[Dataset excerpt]
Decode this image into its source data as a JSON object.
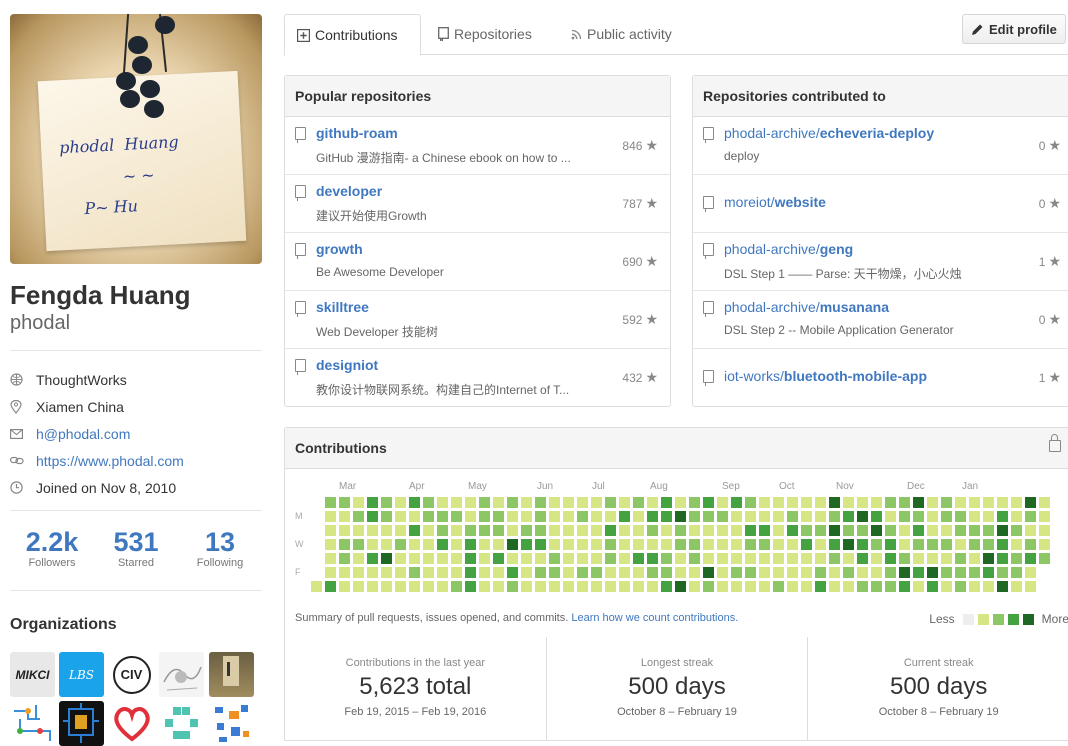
{
  "profile": {
    "full_name": "Fengda Huang",
    "username": "phodal",
    "company": "ThoughtWorks",
    "location": "Xiamen China",
    "email": "h@phodal.com",
    "website": "https://www.phodal.com",
    "joined": "Joined on Nov 8, 2010",
    "stats": [
      {
        "value": "2.2k",
        "label": "Followers"
      },
      {
        "value": "531",
        "label": "Starred"
      },
      {
        "value": "13",
        "label": "Following"
      }
    ],
    "organizations_title": "Organizations",
    "organizations": [
      "MIKCI",
      "LBS",
      "CIV"
    ]
  },
  "tabs": [
    {
      "label": "Contributions",
      "icon": "contributions-icon",
      "active": true
    },
    {
      "label": "Repositories",
      "icon": "repo-icon",
      "active": false
    },
    {
      "label": "Public activity",
      "icon": "rss-icon",
      "active": false
    }
  ],
  "edit_profile_label": "Edit profile",
  "popular": {
    "title": "Popular repositories",
    "repos": [
      {
        "name": "github-roam",
        "desc": "GitHub 漫游指南- a Chinese ebook on how to ...",
        "stars": "846"
      },
      {
        "name": "developer",
        "desc": "建议开始使用Growth",
        "stars": "787"
      },
      {
        "name": "growth",
        "desc": "Be Awesome Developer",
        "stars": "690"
      },
      {
        "name": "skilltree",
        "desc": "Web Developer 技能树",
        "stars": "592"
      },
      {
        "name": "designiot",
        "desc": "教你设计物联网系统。构建自己的Internet of T...",
        "stars": "432"
      }
    ]
  },
  "contributed": {
    "title": "Repositories contributed to",
    "repos": [
      {
        "owner": "phodal-archive/",
        "name": "echeveria-deploy",
        "desc": "deploy",
        "stars": "0"
      },
      {
        "owner": "moreiot/",
        "name": "website",
        "desc": "",
        "stars": "0"
      },
      {
        "owner": "phodal-archive/",
        "name": "geng",
        "desc": "DSL Step 1 —— Parse: 天干物燥，小心火烛",
        "stars": "1"
      },
      {
        "owner": "phodal-archive/",
        "name": "musanana",
        "desc": "DSL Step 2 -- Mobile Application Generator",
        "stars": "0"
      },
      {
        "owner": "iot-works/",
        "name": "bluetooth-mobile-app",
        "desc": "",
        "stars": "1"
      }
    ]
  },
  "contributions": {
    "title": "Contributions",
    "months": [
      "Mar",
      "Apr",
      "May",
      "Jun",
      "Jul",
      "Aug",
      "Sep",
      "Oct",
      "Nov",
      "Dec",
      "Jan"
    ],
    "day_labels": [
      "M",
      "W",
      "F"
    ],
    "summary_text": "Summary of pull requests, issues opened, and commits.",
    "summary_link": "Learn how we count contributions.",
    "legend_less": "Less",
    "legend_more": "More",
    "colors": [
      "#eeeeee",
      "#d6e685",
      "#8cc665",
      "#44a340",
      "#1e6823"
    ]
  },
  "contribution_stats": [
    {
      "title": "Contributions in the last year",
      "value": "5,623 total",
      "dates": "Feb 19, 2015 – Feb 19, 2016"
    },
    {
      "title": "Longest streak",
      "value": "500 days",
      "dates": "October 8 – February 19"
    },
    {
      "title": "Current streak",
      "value": "500 days",
      "dates": "October 8 – February 19"
    }
  ]
}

GIVEN INSTRUCTION: In the entries above, identify every line with the string "streak".

REPLY:
      "title": "Longest streak",
      "title": "Current streak",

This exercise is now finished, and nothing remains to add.